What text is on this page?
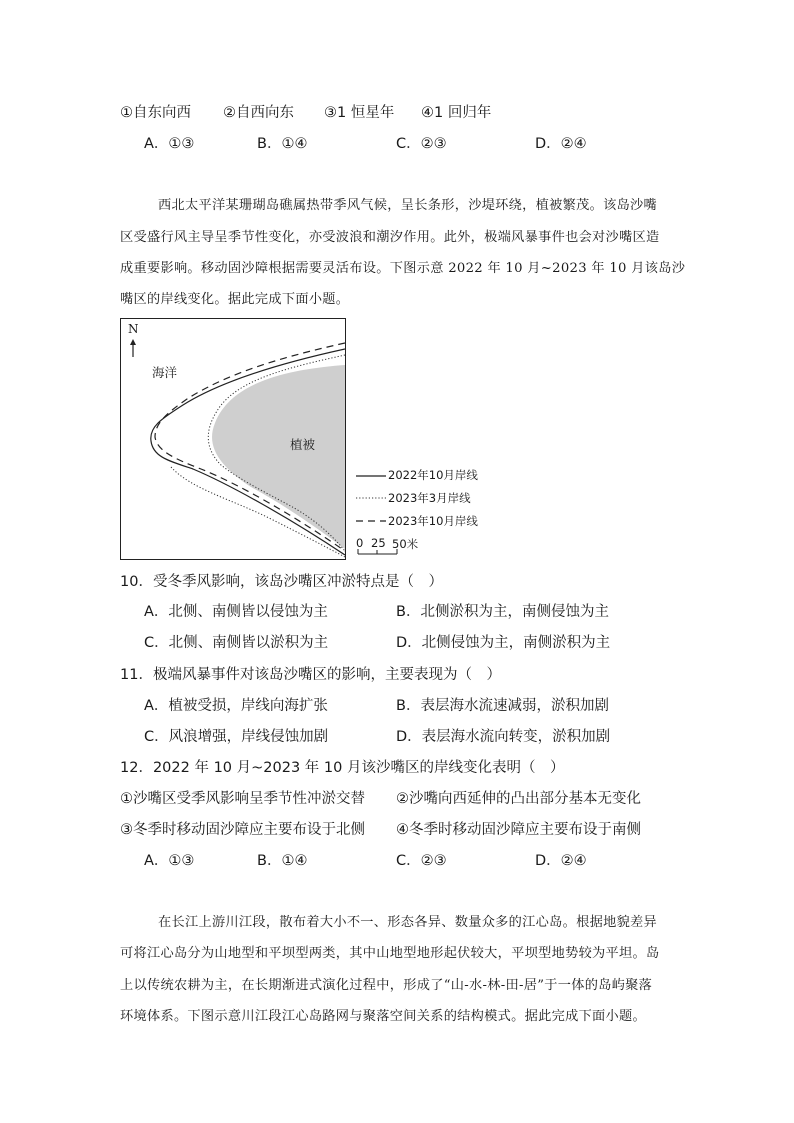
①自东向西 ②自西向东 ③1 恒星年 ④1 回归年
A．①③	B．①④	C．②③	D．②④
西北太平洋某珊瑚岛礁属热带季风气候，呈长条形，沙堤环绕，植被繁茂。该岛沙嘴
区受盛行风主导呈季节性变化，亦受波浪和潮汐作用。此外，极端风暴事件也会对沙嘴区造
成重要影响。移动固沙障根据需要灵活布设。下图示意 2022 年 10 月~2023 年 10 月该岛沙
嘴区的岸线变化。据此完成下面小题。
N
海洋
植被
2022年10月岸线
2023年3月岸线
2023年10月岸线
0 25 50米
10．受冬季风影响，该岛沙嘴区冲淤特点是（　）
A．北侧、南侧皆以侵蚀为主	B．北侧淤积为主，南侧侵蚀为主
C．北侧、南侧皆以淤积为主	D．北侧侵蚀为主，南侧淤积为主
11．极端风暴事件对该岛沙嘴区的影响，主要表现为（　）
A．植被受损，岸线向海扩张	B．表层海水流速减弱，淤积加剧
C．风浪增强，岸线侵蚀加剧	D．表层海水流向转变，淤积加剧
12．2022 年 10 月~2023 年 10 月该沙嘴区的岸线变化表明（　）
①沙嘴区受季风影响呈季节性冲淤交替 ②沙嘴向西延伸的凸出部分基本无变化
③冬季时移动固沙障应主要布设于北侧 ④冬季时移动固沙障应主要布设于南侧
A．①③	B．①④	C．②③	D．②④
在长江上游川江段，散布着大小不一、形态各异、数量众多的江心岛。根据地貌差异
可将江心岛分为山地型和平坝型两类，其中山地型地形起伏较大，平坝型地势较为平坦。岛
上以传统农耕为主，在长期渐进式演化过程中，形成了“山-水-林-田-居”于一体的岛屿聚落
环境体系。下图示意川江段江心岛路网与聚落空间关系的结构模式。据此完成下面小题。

__________________________________________________

WHAT YOU WILL DO -> Copy out each line of the entries that holds "淤积加剧".

OUTPUT OF THE EXERCISE ->
A．植被受损，岸线向海扩张	B．表层海水流速减弱，淤积加剧
C．风浪增强，岸线侵蚀加剧	D．表层海水流向转变，淤积加剧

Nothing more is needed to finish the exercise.